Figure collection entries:
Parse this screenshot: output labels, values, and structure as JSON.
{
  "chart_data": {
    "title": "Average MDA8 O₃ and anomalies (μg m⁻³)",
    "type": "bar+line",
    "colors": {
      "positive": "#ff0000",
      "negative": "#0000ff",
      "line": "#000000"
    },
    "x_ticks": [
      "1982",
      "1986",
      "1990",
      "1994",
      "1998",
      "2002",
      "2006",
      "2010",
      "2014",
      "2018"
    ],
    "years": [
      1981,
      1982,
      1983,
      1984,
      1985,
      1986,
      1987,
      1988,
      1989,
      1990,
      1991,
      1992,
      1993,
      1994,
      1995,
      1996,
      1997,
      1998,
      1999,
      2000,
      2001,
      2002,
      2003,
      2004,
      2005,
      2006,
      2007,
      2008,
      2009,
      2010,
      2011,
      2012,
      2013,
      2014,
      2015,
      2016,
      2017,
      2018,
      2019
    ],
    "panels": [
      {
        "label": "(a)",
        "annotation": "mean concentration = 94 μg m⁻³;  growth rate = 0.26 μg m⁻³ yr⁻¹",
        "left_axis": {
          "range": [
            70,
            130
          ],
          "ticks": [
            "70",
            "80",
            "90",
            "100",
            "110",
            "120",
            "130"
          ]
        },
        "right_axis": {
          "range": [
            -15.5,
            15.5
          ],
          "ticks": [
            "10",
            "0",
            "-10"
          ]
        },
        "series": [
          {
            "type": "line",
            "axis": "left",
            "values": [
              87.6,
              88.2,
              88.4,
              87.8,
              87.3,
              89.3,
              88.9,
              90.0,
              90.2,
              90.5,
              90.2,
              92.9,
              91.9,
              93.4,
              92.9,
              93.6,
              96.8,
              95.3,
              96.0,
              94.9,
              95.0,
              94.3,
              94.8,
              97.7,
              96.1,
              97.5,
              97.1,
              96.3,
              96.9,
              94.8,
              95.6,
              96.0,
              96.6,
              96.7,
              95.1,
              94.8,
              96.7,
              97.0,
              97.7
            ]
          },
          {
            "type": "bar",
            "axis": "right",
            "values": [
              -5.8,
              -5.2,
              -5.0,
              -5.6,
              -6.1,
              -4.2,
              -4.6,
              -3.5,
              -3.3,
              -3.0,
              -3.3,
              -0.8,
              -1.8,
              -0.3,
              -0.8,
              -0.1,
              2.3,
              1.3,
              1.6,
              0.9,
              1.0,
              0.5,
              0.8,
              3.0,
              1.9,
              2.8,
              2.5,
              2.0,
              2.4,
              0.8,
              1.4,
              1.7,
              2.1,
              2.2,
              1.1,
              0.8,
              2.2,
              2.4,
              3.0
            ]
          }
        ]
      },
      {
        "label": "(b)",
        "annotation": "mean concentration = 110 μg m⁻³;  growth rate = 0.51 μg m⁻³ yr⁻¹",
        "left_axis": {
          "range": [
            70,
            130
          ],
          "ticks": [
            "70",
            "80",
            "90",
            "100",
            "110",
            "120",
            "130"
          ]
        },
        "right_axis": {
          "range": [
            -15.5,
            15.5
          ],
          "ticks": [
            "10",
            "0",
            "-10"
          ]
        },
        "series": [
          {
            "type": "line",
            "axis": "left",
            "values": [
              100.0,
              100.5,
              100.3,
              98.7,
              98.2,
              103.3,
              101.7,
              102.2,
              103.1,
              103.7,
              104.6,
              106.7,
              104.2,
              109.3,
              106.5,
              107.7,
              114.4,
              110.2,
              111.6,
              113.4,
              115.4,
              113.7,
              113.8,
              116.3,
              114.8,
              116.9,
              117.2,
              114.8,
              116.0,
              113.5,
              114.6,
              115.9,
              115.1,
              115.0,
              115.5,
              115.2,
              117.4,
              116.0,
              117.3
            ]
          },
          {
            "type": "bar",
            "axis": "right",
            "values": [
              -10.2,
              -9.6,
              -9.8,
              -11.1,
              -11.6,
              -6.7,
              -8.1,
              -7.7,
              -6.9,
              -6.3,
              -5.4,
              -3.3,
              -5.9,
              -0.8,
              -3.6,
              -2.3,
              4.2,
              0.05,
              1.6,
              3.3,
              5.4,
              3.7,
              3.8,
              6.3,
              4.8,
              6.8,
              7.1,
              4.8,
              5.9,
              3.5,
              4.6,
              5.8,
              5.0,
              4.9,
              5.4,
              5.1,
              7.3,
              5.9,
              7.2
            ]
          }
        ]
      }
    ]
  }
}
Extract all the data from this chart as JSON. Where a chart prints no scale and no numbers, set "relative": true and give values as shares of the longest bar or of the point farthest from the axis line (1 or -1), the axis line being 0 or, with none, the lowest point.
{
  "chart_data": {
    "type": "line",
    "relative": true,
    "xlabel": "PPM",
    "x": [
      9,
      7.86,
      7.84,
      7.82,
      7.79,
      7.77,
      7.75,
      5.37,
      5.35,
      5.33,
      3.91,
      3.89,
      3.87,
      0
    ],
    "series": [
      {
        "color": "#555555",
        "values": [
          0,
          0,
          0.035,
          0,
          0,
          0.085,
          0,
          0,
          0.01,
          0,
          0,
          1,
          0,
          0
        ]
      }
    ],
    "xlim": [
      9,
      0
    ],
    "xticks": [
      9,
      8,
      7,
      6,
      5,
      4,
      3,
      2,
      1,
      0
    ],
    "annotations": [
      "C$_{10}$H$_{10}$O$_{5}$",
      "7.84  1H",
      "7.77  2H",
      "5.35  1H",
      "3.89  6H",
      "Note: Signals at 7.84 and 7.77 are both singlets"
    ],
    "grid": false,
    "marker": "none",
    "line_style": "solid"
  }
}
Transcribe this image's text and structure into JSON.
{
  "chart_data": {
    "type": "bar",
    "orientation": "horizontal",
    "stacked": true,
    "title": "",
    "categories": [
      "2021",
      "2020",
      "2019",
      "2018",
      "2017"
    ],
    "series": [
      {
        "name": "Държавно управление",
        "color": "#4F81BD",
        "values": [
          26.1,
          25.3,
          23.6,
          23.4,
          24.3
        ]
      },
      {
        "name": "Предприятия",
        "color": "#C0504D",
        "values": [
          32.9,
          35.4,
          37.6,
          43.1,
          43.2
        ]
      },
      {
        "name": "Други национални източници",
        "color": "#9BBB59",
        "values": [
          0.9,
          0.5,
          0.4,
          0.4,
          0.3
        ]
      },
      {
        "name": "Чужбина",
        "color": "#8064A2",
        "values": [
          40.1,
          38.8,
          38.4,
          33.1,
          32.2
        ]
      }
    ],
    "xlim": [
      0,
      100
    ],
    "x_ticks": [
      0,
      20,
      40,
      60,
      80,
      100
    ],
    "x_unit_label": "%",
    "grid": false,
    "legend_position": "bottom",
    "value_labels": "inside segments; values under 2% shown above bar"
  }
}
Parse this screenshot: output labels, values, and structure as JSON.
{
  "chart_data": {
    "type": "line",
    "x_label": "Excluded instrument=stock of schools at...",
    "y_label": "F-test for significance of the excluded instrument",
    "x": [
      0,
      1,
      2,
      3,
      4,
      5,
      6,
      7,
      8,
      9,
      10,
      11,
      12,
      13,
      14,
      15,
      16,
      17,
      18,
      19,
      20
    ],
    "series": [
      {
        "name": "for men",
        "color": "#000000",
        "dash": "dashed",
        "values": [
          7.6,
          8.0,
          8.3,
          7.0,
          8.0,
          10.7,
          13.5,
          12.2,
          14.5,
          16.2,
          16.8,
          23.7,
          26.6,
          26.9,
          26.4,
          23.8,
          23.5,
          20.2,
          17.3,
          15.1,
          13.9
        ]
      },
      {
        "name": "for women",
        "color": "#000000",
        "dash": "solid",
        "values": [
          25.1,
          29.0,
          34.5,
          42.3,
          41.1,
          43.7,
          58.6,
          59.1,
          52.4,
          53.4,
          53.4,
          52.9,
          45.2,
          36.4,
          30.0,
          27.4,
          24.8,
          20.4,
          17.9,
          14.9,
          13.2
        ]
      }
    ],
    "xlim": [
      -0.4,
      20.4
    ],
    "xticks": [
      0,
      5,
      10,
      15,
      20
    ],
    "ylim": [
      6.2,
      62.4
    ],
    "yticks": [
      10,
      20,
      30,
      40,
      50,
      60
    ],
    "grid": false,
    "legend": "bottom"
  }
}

Problem to solve: Find the lines containing "title" and pull them out.

Complete answer:
    "title": "Average MDA8 O₃ and anomalies (μg m⁻³)",
    "title": "",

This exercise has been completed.